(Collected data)
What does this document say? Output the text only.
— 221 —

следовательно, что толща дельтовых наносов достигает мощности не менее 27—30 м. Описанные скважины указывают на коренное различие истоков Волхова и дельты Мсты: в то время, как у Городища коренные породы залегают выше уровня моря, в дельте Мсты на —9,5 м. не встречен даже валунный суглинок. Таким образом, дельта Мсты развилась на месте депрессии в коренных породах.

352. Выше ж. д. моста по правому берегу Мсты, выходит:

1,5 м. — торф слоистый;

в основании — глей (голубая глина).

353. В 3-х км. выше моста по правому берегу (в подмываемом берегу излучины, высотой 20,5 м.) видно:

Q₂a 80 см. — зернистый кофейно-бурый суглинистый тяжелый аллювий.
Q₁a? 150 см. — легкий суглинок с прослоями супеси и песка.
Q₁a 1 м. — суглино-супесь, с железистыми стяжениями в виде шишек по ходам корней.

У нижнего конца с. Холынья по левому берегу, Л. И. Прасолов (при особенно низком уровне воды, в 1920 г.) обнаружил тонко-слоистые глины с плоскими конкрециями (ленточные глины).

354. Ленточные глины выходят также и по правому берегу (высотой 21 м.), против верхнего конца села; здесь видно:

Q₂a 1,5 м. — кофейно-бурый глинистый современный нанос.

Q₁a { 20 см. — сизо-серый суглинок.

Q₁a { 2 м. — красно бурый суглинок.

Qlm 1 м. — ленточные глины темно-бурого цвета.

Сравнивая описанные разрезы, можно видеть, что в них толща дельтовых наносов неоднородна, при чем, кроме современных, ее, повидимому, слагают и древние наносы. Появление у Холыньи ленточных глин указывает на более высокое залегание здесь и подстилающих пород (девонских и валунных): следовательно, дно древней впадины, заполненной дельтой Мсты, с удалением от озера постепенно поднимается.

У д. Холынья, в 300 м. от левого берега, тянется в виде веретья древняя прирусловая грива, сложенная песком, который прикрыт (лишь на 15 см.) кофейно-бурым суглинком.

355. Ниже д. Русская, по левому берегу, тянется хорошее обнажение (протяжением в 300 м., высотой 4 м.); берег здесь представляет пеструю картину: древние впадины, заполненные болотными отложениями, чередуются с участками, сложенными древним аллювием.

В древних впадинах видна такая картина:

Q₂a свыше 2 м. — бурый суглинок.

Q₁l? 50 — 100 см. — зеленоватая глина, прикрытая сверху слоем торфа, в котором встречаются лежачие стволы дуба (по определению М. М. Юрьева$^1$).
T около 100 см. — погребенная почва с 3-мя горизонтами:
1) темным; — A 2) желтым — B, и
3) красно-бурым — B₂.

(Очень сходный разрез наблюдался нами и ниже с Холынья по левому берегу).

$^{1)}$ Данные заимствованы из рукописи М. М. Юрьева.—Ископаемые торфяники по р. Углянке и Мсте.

PROBLEM TO SOLVE: Go through the data and count each line that has the word "впадины", then give the total alone.

ANSWER TO THIS PROBLEM: 2